Data excerpts |
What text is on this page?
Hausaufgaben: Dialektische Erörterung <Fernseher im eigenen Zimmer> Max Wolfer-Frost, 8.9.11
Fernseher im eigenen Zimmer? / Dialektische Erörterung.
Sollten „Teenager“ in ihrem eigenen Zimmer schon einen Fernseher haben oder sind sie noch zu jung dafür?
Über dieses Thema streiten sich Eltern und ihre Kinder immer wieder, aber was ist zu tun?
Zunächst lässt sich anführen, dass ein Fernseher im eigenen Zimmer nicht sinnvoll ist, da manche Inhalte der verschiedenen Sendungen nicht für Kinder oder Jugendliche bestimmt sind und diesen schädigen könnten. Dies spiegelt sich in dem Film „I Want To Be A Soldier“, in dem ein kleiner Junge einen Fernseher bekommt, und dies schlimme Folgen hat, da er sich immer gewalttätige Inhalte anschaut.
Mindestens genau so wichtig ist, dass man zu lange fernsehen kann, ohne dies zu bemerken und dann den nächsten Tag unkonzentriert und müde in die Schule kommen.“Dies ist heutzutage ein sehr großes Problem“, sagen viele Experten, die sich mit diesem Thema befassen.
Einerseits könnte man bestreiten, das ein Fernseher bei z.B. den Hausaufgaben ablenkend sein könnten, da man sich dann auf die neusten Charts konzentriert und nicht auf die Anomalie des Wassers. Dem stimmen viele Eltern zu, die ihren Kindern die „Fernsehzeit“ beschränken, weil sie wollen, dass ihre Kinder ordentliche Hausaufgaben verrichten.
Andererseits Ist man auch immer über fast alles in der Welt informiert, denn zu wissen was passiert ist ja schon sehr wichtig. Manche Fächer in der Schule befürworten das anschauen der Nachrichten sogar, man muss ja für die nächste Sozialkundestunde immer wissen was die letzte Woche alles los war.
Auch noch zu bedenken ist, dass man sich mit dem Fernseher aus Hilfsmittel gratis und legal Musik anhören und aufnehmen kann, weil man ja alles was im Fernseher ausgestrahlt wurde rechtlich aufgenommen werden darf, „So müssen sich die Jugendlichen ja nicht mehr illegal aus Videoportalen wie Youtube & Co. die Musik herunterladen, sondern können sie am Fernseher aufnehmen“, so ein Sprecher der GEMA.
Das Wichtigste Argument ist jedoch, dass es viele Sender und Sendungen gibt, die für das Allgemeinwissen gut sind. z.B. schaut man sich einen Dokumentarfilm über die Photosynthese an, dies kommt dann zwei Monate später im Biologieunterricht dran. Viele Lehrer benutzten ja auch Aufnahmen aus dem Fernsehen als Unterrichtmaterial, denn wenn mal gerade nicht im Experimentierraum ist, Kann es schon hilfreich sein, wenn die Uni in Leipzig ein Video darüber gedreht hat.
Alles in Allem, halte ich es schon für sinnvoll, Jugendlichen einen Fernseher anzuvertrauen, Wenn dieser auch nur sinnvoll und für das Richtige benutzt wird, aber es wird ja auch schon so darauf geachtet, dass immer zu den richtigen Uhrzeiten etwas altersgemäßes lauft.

Work required | Reply with every line of the listing that has the string "Erörterung".

Exercise solution |
Hausaufgaben: Dialektische Erörterung <Fernseher im eigenen Zimmer> Max Wolfer-Frost, 8.9.11
Fernseher im eigenen Zimmer? / Dialektische Erörterung.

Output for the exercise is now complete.